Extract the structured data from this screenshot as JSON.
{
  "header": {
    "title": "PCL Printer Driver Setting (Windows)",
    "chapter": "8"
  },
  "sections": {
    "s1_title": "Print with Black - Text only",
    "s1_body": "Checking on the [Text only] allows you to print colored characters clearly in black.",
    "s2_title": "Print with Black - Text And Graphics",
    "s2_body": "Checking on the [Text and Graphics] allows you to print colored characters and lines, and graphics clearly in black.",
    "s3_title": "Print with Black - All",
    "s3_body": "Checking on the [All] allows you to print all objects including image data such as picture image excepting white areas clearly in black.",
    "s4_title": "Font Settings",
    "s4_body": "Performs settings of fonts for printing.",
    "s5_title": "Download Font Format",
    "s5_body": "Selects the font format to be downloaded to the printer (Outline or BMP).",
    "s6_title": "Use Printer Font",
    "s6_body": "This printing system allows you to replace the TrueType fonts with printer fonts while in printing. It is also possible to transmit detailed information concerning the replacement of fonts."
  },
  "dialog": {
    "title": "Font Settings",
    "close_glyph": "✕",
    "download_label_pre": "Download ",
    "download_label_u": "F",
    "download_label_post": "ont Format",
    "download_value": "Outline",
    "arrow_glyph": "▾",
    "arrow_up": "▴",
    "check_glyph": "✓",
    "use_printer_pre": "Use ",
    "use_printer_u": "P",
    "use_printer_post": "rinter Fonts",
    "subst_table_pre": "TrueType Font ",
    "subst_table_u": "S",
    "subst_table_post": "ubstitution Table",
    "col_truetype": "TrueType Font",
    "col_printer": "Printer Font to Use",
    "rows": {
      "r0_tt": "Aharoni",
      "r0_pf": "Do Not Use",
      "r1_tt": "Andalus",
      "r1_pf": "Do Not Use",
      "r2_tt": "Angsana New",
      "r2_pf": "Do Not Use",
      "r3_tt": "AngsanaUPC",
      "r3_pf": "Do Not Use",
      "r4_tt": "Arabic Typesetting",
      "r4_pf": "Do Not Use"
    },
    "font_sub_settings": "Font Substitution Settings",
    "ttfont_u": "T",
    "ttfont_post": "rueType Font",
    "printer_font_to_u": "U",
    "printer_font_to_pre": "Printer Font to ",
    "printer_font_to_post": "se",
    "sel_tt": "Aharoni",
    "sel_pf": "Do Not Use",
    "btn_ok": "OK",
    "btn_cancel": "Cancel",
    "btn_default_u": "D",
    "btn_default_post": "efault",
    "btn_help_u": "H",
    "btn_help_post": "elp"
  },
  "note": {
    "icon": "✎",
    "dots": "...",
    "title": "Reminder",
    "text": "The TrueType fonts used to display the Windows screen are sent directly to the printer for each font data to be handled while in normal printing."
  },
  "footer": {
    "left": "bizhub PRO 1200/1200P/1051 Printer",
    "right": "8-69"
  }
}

+ + + + + + +

GIVEN PROBLEM: Gather each line that holds "printing".

OUTPUT:
    "s4_body": "Performs settings of fonts for printing.",
    "s6_body": "This printing system allows you to replace the TrueType fonts with printer fonts while in printing. It is also possible to transmit detailed information concerning the replacement of fonts."
    "text": "The TrueType fonts used to display the Windows screen are sent directly to the printer for each font data to be handled while in normal printing."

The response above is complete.